Work to complete:
Extract the complete listing and output it unchanged.

* START *

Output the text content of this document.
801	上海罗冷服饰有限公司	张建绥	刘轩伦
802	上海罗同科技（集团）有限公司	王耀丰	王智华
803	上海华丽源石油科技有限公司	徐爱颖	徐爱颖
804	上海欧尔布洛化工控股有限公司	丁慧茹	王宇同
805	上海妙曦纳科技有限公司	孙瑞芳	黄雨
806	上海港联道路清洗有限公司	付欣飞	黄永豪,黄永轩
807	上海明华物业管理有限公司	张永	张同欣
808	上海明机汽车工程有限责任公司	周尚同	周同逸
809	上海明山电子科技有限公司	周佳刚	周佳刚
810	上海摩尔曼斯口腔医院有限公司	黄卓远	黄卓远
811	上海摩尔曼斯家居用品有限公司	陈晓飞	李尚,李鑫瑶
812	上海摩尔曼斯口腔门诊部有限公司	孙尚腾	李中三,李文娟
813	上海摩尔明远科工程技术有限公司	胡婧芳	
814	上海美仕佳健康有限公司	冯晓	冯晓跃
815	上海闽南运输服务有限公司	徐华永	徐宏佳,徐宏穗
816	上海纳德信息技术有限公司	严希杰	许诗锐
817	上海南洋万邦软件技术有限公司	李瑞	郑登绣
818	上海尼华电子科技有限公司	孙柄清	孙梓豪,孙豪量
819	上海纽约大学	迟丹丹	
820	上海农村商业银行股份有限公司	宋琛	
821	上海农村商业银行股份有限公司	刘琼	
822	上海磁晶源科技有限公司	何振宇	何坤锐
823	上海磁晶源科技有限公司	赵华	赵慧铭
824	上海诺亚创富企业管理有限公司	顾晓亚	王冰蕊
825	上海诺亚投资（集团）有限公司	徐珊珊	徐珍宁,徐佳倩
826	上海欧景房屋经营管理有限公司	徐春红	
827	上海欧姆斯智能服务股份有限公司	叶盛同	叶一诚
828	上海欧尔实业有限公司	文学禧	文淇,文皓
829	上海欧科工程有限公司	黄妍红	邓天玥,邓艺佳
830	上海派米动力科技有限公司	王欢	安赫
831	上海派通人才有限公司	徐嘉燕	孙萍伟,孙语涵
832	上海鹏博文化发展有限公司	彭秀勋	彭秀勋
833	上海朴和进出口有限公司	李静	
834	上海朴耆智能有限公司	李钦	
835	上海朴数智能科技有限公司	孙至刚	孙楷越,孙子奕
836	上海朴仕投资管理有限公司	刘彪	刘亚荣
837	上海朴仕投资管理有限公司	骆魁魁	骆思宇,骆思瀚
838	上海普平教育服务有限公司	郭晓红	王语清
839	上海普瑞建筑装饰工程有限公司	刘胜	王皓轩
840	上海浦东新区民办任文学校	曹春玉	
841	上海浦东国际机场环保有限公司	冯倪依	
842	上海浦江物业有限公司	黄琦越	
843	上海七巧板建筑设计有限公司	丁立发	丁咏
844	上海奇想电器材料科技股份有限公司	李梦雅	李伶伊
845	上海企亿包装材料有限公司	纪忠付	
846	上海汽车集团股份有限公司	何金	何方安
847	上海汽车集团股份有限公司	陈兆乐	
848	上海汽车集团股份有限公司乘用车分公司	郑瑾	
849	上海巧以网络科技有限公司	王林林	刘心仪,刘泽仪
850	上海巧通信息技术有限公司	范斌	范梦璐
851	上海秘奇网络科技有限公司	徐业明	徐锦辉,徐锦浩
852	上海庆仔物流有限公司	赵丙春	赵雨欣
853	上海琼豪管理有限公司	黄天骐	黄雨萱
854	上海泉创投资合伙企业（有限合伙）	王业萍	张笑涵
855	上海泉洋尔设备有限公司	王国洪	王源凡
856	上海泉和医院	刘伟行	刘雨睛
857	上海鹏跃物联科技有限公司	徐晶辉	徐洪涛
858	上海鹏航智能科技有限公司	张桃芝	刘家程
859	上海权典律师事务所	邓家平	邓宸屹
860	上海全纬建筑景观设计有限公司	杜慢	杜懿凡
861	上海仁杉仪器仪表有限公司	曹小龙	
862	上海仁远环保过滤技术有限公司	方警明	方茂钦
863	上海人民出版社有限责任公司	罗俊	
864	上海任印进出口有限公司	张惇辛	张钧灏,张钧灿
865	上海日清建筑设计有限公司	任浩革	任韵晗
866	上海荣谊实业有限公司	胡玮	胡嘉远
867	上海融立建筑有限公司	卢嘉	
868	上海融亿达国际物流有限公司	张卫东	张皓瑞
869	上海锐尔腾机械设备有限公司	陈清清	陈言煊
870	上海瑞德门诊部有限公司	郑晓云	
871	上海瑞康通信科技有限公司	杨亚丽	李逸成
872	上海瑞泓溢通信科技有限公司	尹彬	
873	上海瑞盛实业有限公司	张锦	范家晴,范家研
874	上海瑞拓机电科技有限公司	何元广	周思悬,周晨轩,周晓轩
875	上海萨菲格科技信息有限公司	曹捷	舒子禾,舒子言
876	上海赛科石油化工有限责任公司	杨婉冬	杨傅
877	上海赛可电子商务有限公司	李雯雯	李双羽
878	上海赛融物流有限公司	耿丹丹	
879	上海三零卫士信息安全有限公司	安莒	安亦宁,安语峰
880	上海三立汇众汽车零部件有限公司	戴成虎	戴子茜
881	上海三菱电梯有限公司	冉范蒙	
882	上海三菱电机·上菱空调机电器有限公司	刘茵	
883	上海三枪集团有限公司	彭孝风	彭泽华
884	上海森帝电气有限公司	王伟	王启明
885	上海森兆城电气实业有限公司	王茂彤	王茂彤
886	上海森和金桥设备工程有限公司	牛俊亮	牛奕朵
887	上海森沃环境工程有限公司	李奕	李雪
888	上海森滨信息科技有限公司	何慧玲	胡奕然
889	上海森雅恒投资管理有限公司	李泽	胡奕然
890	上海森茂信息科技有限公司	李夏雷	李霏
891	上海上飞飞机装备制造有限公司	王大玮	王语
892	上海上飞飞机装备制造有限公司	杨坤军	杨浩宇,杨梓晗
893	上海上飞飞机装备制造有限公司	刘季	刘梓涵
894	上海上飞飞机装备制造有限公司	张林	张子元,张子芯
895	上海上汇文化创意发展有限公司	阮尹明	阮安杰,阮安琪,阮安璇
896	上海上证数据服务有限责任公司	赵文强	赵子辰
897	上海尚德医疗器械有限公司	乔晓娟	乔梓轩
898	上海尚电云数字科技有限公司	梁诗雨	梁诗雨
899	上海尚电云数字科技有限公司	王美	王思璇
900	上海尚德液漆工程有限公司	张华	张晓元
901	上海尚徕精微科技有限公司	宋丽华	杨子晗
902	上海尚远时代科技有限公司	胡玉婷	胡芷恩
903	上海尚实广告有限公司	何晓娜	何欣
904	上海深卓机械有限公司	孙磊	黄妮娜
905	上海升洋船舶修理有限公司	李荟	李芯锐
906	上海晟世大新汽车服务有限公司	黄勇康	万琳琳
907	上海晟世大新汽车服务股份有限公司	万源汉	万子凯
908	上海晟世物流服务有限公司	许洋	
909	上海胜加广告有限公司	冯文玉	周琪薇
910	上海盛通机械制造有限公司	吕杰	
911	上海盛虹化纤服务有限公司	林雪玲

* END *

Output for this task:
Output the text content of this document.
801	上海罗冷服饰有限公司	张建绥	刘轩伦
802	上海罗同科技（集团）有限公司	王耀丰	王智华
803	上海华丽源石油科技有限公司	徐爱颖	徐爱颖
804	上海欧尔布洛化工控股有限公司	丁慧茹	王宇同
805	上海妙曦纳科技有限公司	孙瑞芳	黄雨
806	上海港联道路清洗有限公司	付欣飞	黄永豪,黄永轩
807	上海明华物业管理有限公司	张永	张同欣
808	上海明机汽车工程有限责任公司	周尚同	周同逸
809	上海明山电子科技有限公司	周佳刚	周佳刚
810	上海摩尔曼斯口腔医院有限公司	黄卓远	黄卓远
811	上海摩尔曼斯家居用品有限公司	陈晓飞	李尚,李鑫瑶
812	上海摩尔曼斯口腔门诊部有限公司	孙尚腾	李中三,李文娟
813	上海摩尔明远科工程技术有限公司	胡婧芳	
814	上海美仕佳健康有限公司	冯晓	冯晓跃
815	上海闽南运输服务有限公司	徐华永	徐宏佳,徐宏穗
816	上海纳德信息技术有限公司	严希杰	许诗锐
817	上海南洋万邦软件技术有限公司	李瑞	郑登绣
818	上海尼华电子科技有限公司	孙柄清	孙梓豪,孙豪量
819	上海纽约大学	迟丹丹	
820	上海农村商业银行股份有限公司	宋琛	
821	上海农村商业银行股份有限公司	刘琼	
822	上海磁晶源科技有限公司	何振宇	何坤锐
823	上海磁晶源科技有限公司	赵华	赵慧铭
824	上海诺亚创富企业管理有限公司	顾晓亚	王冰蕊
825	上海诺亚投资（集团）有限公司	徐珊珊	徐珍宁,徐佳倩
826	上海欧景房屋经营管理有限公司	徐春红	
827	上海欧姆斯智能服务股份有限公司	叶盛同	叶一诚
828	上海欧尔实业有限公司	文学禧	文淇,文皓
829	上海欧科工程有限公司	黄妍红	邓天玥,邓艺佳
830	上海派米动力科技有限公司	王欢	安赫
831	上海派通人才有限公司	徐嘉燕	孙萍伟,孙语涵
832	上海鹏博文化发展有限公司	彭秀勋	彭秀勋
833	上海朴和进出口有限公司	李静	
834	上海朴耆智能有限公司	李钦	
835	上海朴数智能科技有限公司	孙至刚	孙楷越,孙子奕
836	上海朴仕投资管理有限公司	刘彪	刘亚荣
837	上海朴仕投资管理有限公司	骆魁魁	骆思宇,骆思瀚
838	上海普平教育服务有限公司	郭晓红	王语清
839	上海普瑞建筑装饰工程有限公司	刘胜	王皓轩
840	上海浦东新区民办任文学校	曹春玉	
841	上海浦东国际机场环保有限公司	冯倪依	
842	上海浦江物业有限公司	黄琦越	
843	上海七巧板建筑设计有限公司	丁立发	丁咏
844	上海奇想电器材料科技股份有限公司	李梦雅	李伶伊
845	上海企亿包装材料有限公司	纪忠付	
846	上海汽车集团股份有限公司	何金	何方安
847	上海汽车集团股份有限公司	陈兆乐	
848	上海汽车集团股份有限公司乘用车分公司	郑瑾	
849	上海巧以网络科技有限公司	王林林	刘心仪,刘泽仪
850	上海巧通信息技术有限公司	范斌	范梦璐
851	上海秘奇网络科技有限公司	徐业明	徐锦辉,徐锦浩
852	上海庆仔物流有限公司	赵丙春	赵雨欣
853	上海琼豪管理有限公司	黄天骐	黄雨萱
854	上海泉创投资合伙企业（有限合伙）	王业萍	张笑涵
855	上海泉洋尔设备有限公司	王国洪	王源凡
856	上海泉和医院	刘伟行	刘雨睛
857	上海鹏跃物联科技有限公司	徐晶辉	徐洪涛
858	上海鹏航智能科技有限公司	张桃芝	刘家程
859	上海权典律师事务所	邓家平	邓宸屹
860	上海全纬建筑景观设计有限公司	杜慢	杜懿凡
861	上海仁杉仪器仪表有限公司	曹小龙	
862	上海仁远环保过滤技术有限公司	方警明	方茂钦
863	上海人民出版社有限责任公司	罗俊	
864	上海任印进出口有限公司	张惇辛	张钧灏,张钧灿
865	上海日清建筑设计有限公司	任浩革	任韵晗
866	上海荣谊实业有限公司	胡玮	胡嘉远
867	上海融立建筑有限公司	卢嘉	
868	上海融亿达国际物流有限公司	张卫东	张皓瑞
869	上海锐尔腾机械设备有限公司	陈清清	陈言煊
870	上海瑞德门诊部有限公司	郑晓云	
871	上海瑞康通信科技有限公司	杨亚丽	李逸成
872	上海瑞泓溢通信科技有限公司	尹彬	
873	上海瑞盛实业有限公司	张锦	范家晴,范家研
874	上海瑞拓机电科技有限公司	何元广	周思悬,周晨轩,周晓轩
875	上海萨菲格科技信息有限公司	曹捷	舒子禾,舒子言
876	上海赛科石油化工有限责任公司	杨婉冬	杨傅
877	上海赛可电子商务有限公司	李雯雯	李双羽
878	上海赛融物流有限公司	耿丹丹	
879	上海三零卫士信息安全有限公司	安莒	安亦宁,安语峰
880	上海三立汇众汽车零部件有限公司	戴成虎	戴子茜
881	上海三菱电梯有限公司	冉范蒙	
882	上海三菱电机·上菱空调机电器有限公司	刘茵	
883	上海三枪集团有限公司	彭孝风	彭泽华
884	上海森帝电气有限公司	王伟	王启明
885	上海森兆城电气实业有限公司	王茂彤	王茂彤
886	上海森和金桥设备工程有限公司	牛俊亮	牛奕朵
887	上海森沃环境工程有限公司	李奕	李雪
888	上海森滨信息科技有限公司	何慧玲	胡奕然
889	上海森雅恒投资管理有限公司	李泽	胡奕然
890	上海森茂信息科技有限公司	李夏雷	李霏
891	上海上飞飞机装备制造有限公司	王大玮	王语
892	上海上飞飞机装备制造有限公司	杨坤军	杨浩宇,杨梓晗
893	上海上飞飞机装备制造有限公司	刘季	刘梓涵
894	上海上飞飞机装备制造有限公司	张林	张子元,张子芯
895	上海上汇文化创意发展有限公司	阮尹明	阮安杰,阮安琪,阮安璇
896	上海上证数据服务有限责任公司	赵文强	赵子辰
897	上海尚德医疗器械有限公司	乔晓娟	乔梓轩
898	上海尚电云数字科技有限公司	梁诗雨	梁诗雨
899	上海尚电云数字科技有限公司	王美	王思璇
900	上海尚德液漆工程有限公司	张华	张晓元
901	上海尚徕精微科技有限公司	宋丽华	杨子晗
902	上海尚远时代科技有限公司	胡玉婷	胡芷恩
903	上海尚实广告有限公司	何晓娜	何欣
904	上海深卓机械有限公司	孙磊	黄妮娜
905	上海升洋船舶修理有限公司	李荟	李芯锐
906	上海晟世大新汽车服务有限公司	黄勇康	万琳琳
907	上海晟世大新汽车服务股份有限公司	万源汉	万子凯
908	上海晟世物流服务有限公司	许洋	
909	上海胜加广告有限公司	冯文玉	周琪薇
910	上海盛通机械制造有限公司	吕杰	
911	上海盛虹化纤服务有限公司	林雪玲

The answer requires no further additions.